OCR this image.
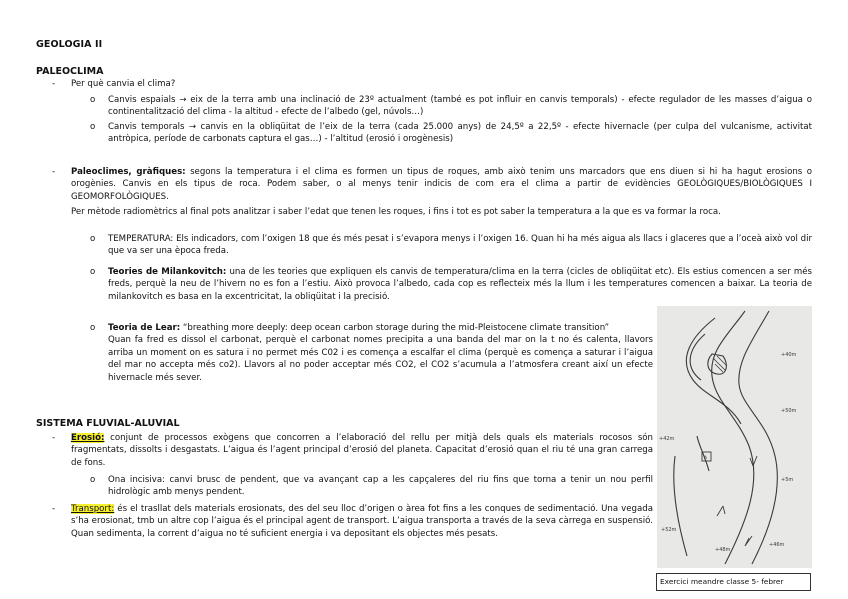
GEOLOGIA II
PALEOCLIMA
- Per què canvia el clima?
o Canvis espaials → eix de la terra amb una inclinació de 23º actualment (també es pot influir en canvis temporals) - efecte regulador de les masses d’aigua o continentalització del clima - la altitud - efecte de l’albedo (gel, núvols…)
o Canvis temporals → canvis en la obliqüitat de l’eix de la terra (cada 25.000 anys) de 24,5º a 22,5º - efecte hivernacle (per culpa del vulcanisme, activitat antròpica, període de carbonats captura el gas…) - l’altitud (erosió i orogènesis)
- Paleoclimes, gràfiques: segons la temperatura i el clima es formen un tipus de roques, amb això tenim uns marcadors que ens diuen si hi ha hagut erosions o orogènies. Canvis en els tipus de roca. Podem saber, o al menys tenir indicis de com era el clima a partir de evidències GEOLÒGIQUES/BIOLÒGIQUES I GEOMORFOLÒGIQUES.
Per mètode radiomètrics al final pots analitzar i saber l’edat que tenen les roques, i fins i tot es pot saber la temperatura a la que es va formar la roca.
o TEMPERATURA: Els indicadors, com l’oxigen 18 que és més pesat i s’evapora menys i l’oxigen 16. Quan hi ha més aigua als llacs i glaceres que a l’oceà això vol dir que va ser una època freda.
o Teories de Milankovitch: una de les teories que expliquen els canvis de temperatura/clima en la terra (cicles de obliqüitat etc). Els estius comencen a ser més freds, perquè la neu de l’hivern no es fon a l’estiu. Això provoca l’albedo, cada cop es reflecteix més la llum i les temperatures comencen a baixar. La teoria de milankovitch es basa en la excentricitat, la obliqüitat i la precisió.
o Teoria de Lear: “breathing more deeply: deep ocean carbon storage during the mid-Pleistocene climate transition”
Quan fa fred es dissol el carbonat, perquè el carbonat nomes precipita a una banda del mar on la t no és calenta, llavors arriba un moment on es satura i no permet més C02 i es comença a escalfar el clima (perquè es comença a saturar i l’aigua del mar no accepta més co2). Llavors al no poder acceptar més CO2, el CO2 s’acumula a l’atmosfera creant així un efecte hivernacle més sever.
SISTEMA FLUVIAL-ALUVIAL
- Erosió: conjunt de processos exògens que concorren a l’elaboració del rellu per mitjà dels quals els materials rocosos són fragmentats, dissolts i desgastats. L’aigua és l’agent principal d’erosió del planeta. Capacitat d’erosió quan el riu té una gran carrega de fons.
o Ona incisiva: canvi brusc de pendent, que va avançant cap a les capçaleres del riu fins que torna a tenir un nou perfil hidrològic amb menys pendent.
- Transport: és el trasllat dels materials erosionats, des del seu lloc d’origen o àrea fot fins a les conques de sedimentació. Una vegada s’ha erosionat, tmb un altre cop l’aigua és el principal agent de transport. L’aigua transporta a través de la seva càrrega en suspensió. Quan sedimenta, la corrent d’aigua no té suficient energia i va depositant els objectes més pesats.
+40m
+42m
A
+50m
+5m
+52m
+48m
+46m
Exercici meandre classe 5- febrer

## The request:
Give an exact reproduction of every line, leaving out any picture.

## Written reply:
OCR this image.
GEOLOGIA II
PALEOCLIMA
- Per què canvia el clima?
o Canvis espaials → eix de la terra amb una inclinació de 23º actualment (també es pot influir en canvis temporals) - efecte regulador de les masses d’aigua o continentalització del clima - la altitud - efecte de l’albedo (gel, núvols…)
o Canvis temporals → canvis en la obliqüitat de l’eix de la terra (cada 25.000 anys) de 24,5º a 22,5º - efecte hivernacle (per culpa del vulcanisme, activitat antròpica, període de carbonats captura el gas…) - l’altitud (erosió i orogènesis)
- Paleoclimes, gràfiques: segons la temperatura i el clima es formen un tipus de roques, amb això tenim uns marcadors que ens diuen si hi ha hagut erosions o orogènies. Canvis en els tipus de roca. Podem saber, o al menys tenir indicis de com era el clima a partir de evidències GEOLÒGIQUES/BIOLÒGIQUES I GEOMORFOLÒGIQUES.
Per mètode radiomètrics al final pots analitzar i saber l’edat que tenen les roques, i fins i tot es pot saber la temperatura a la que es va formar la roca.
o TEMPERATURA: Els indicadors, com l’oxigen 18 que és més pesat i s’evapora menys i l’oxigen 16. Quan hi ha més aigua als llacs i glaceres que a l’oceà això vol dir que va ser una època freda.
o Teories de Milankovitch: una de les teories que expliquen els canvis de temperatura/clima en la terra (cicles de obliqüitat etc). Els estius comencen a ser més freds, perquè la neu de l’hivern no es fon a l’estiu. Això provoca l’albedo, cada cop es reflecteix més la llum i les temperatures comencen a baixar. La teoria de milankovitch es basa en la excentricitat, la obliqüitat i la precisió.
o Teoria de Lear: “breathing more deeply: deep ocean carbon storage during the mid-Pleistocene climate transition”
Quan fa fred es dissol el carbonat, perquè el carbonat nomes precipita a una banda del mar on la t no és calenta, llavors arriba un moment on es satura i no permet més C02 i es comença a escalfar el clima (perquè es comença a saturar i l’aigua del mar no accepta més co2). Llavors al no poder acceptar més CO2, el CO2 s’acumula a l’atmosfera creant així un efecte hivernacle més sever.
SISTEMA FLUVIAL-ALUVIAL
- Erosió: conjunt de processos exògens que concorren a l’elaboració del rellu per mitjà dels quals els materials rocosos són fragmentats, dissolts i desgastats. L’aigua és l’agent principal d’erosió del planeta. Capacitat d’erosió quan el riu té una gran carrega de fons.
o Ona incisiva: canvi brusc de pendent, que va avançant cap a les capçaleres del riu fins que torna a tenir un nou perfil hidrològic amb menys pendent.
- Transport: és el trasllat dels materials erosionats, des del seu lloc d’origen o àrea fot fins a les conques de sedimentació. Una vegada s’ha erosionat, tmb un altre cop l’aigua és el principal agent de transport. L’aigua transporta a través de la seva càrrega en suspensió. Quan sedimenta, la corrent d’aigua no té suficient energia i va depositant els objectes més pesats.
+40m
+42m
A
+50m
+5m
+52m
+48m
+46m
Exercici meandre classe 5- febrer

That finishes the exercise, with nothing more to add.